[Image layout annotations]
>>>

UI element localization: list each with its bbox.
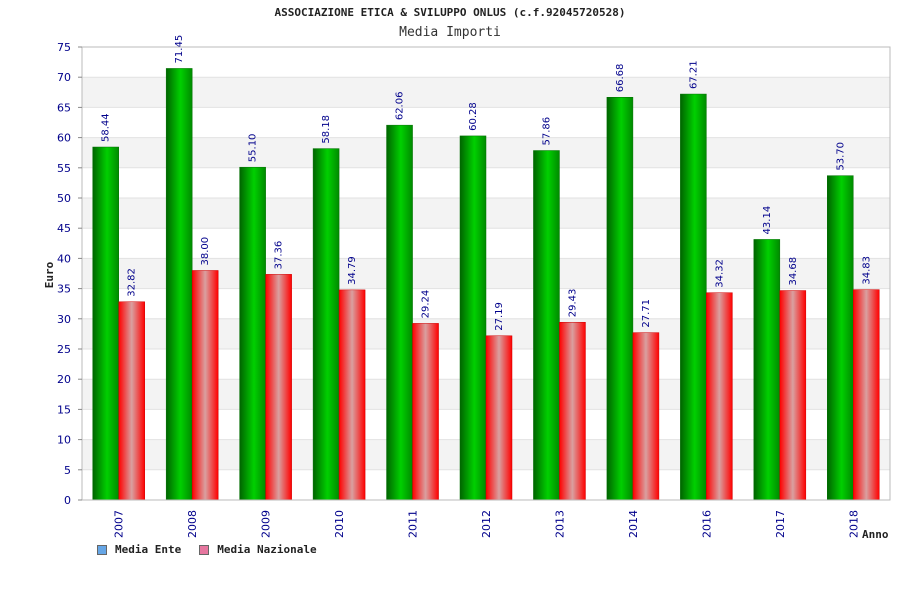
data-label: 34.83 <box>861 256 872 285</box>
y-tick-label: 25 <box>57 343 71 356</box>
y-tick-label: 20 <box>57 373 71 386</box>
bar-media-nazionale <box>265 274 292 501</box>
legend-swatch-media-nazionale <box>199 544 210 555</box>
y-tick-label: 65 <box>57 101 71 114</box>
bar-media-nazionale <box>412 323 439 501</box>
x-tick-label: 2018 <box>847 510 860 538</box>
x-tick-label: 2008 <box>186 510 199 538</box>
bar-media-ente <box>459 135 487 501</box>
bar-media-ente <box>386 124 413 501</box>
y-tick-label: 30 <box>57 313 71 326</box>
data-label: 34.79 <box>347 256 358 285</box>
x-tick-label: 2007 <box>113 510 126 538</box>
legend-label-media-nazionale: Media Nazionale <box>217 543 317 556</box>
data-label: 55.10 <box>248 134 259 163</box>
y-tick-label: 5 <box>64 464 71 477</box>
y-tick-label: 70 <box>57 71 71 84</box>
x-tick-label: 2009 <box>260 510 273 538</box>
x-tick-label: 2012 <box>480 510 493 538</box>
data-label: 27.19 <box>494 302 505 331</box>
y-tick-label: 35 <box>57 283 71 296</box>
legend-label-media-ente: Media Ente <box>115 543 182 556</box>
bar-media-ente <box>606 97 634 501</box>
x-tick-label: 2010 <box>333 510 346 538</box>
y-axis-label: Euro <box>43 261 56 288</box>
bar-media-nazionale <box>191 270 219 501</box>
grid-band <box>82 47 890 78</box>
bar-media-ente <box>680 93 707 501</box>
plot-frame <box>81 46 891 501</box>
chart-title: ASSOCIAZIONE ETICA & SVILUPPO ONLUS (c.f… <box>274 6 626 19</box>
y-tick-label: 75 <box>57 41 71 54</box>
bar-media-ente <box>165 68 193 501</box>
bar-media-nazionale <box>118 301 145 501</box>
bar-media-ente <box>312 148 340 501</box>
chart-subtitle: Media Importi <box>399 25 501 40</box>
data-label: 60.28 <box>468 102 479 131</box>
y-tick-label: 0 <box>64 494 71 507</box>
legend-item-media-ente: Media Ente <box>97 543 181 556</box>
x-tick-label: 2011 <box>407 510 420 538</box>
data-label: 58.44 <box>101 113 112 142</box>
data-label: 29.24 <box>421 290 432 319</box>
data-label: 62.06 <box>395 92 406 121</box>
y-tick-label: 50 <box>57 192 71 205</box>
legend-swatch-media-ente <box>97 544 107 555</box>
data-label: 71.45 <box>174 35 185 64</box>
bar-media-ente <box>533 150 560 501</box>
bar-media-nazionale <box>706 292 733 501</box>
y-tick-label: 10 <box>57 434 71 447</box>
grid-band <box>82 107 890 138</box>
bar-media-ente <box>92 146 119 501</box>
data-label: 58.18 <box>321 115 332 144</box>
data-label: 29.43 <box>567 289 578 318</box>
bar-media-nazionale <box>632 332 660 501</box>
data-label: 34.68 <box>788 257 799 286</box>
x-tick-label: 2013 <box>553 510 566 538</box>
data-label: 67.21 <box>688 60 699 89</box>
bar-media-nazionale <box>559 321 586 501</box>
y-tick-label: 40 <box>57 252 71 265</box>
data-label: 34.32 <box>714 259 725 288</box>
x-axis-label: Anno <box>862 528 889 541</box>
data-label: 66.68 <box>615 64 626 93</box>
data-label: 27.71 <box>641 299 652 328</box>
legend-item-media-nazionale: Media Nazionale <box>199 543 317 556</box>
x-tick-label: 2016 <box>700 510 713 538</box>
data-label: 53.70 <box>835 142 846 171</box>
data-label: 57.86 <box>541 117 552 146</box>
bar-media-nazionale <box>338 289 366 501</box>
data-label: 38.00 <box>200 237 211 266</box>
y-tick-label: 60 <box>57 132 71 145</box>
bar-media-ente <box>827 175 854 501</box>
bar-media-ente <box>239 166 266 501</box>
bar-media-ente <box>753 239 781 501</box>
y-tick-label: 45 <box>57 222 71 235</box>
x-tick-label: 2017 <box>774 510 787 538</box>
legend: Media Ente Media Nazionale <box>97 543 317 556</box>
data-label: 43.14 <box>762 206 773 235</box>
bar-media-nazionale <box>485 335 513 501</box>
bar-media-nazionale <box>853 289 880 501</box>
bar-media-nazionale <box>779 290 807 501</box>
y-tick-label: 55 <box>57 162 71 175</box>
data-label: 32.82 <box>127 268 138 297</box>
data-label: 37.36 <box>274 241 285 270</box>
x-tick-label: 2014 <box>627 510 640 538</box>
y-tick-label: 15 <box>57 403 71 416</box>
grid-band <box>82 77 890 108</box>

<<<

> EXERCISE TASK: Duplicate every row above from the line containing "data-label: 34.83 <box>861 256 872 285</box>" down to the line containing "chart-title: ASSOCIAZIONE ETICA", keeping both of those lines.

> SOLUTION FOR THIS TASK:
data-label: 34.83 <box>861 256 872 285</box>
y-tick-label: 25 <box>57 343 71 356</box>
y-tick-label: 20 <box>57 373 71 386</box>
bar-media-nazionale <box>265 274 292 501</box>
legend-swatch-media-nazionale <box>199 544 210 555</box>
y-tick-label: 65 <box>57 101 71 114</box>
bar-media-nazionale <box>412 323 439 501</box>
x-tick-label: 2018 <box>847 510 860 538</box>
x-tick-label: 2008 <box>186 510 199 538</box>
bar-media-ente <box>459 135 487 501</box>
bar-media-ente <box>386 124 413 501</box>
y-tick-label: 30 <box>57 313 71 326</box>
data-label: 34.79 <box>347 256 358 285</box>
x-tick-label: 2007 <box>113 510 126 538</box>
legend-label-media-nazionale: Media Nazionale <box>217 543 317 556</box>
data-label: 55.10 <box>248 134 259 163</box>
y-tick-label: 5 <box>64 464 71 477</box>
y-tick-label: 70 <box>57 71 71 84</box>
x-tick-label: 2009 <box>260 510 273 538</box>
x-tick-label: 2012 <box>480 510 493 538</box>
data-label: 27.19 <box>494 302 505 331</box>
y-tick-label: 35 <box>57 283 71 296</box>
legend-label-media-ente: Media Ente <box>115 543 182 556</box>
bar-media-ente <box>606 97 634 501</box>
x-tick-label: 2010 <box>333 510 346 538</box>
y-axis-label: Euro <box>43 261 56 288</box>
bar-media-nazionale <box>191 270 219 501</box>
grid-band <box>82 47 890 78</box>
bar-media-ente <box>680 93 707 501</box>
plot-frame <box>81 46 891 501</box>
chart-title: ASSOCIAZIONE ETICA & SVILUPPO ONLUS (c.f… <box>274 6 626 19</box>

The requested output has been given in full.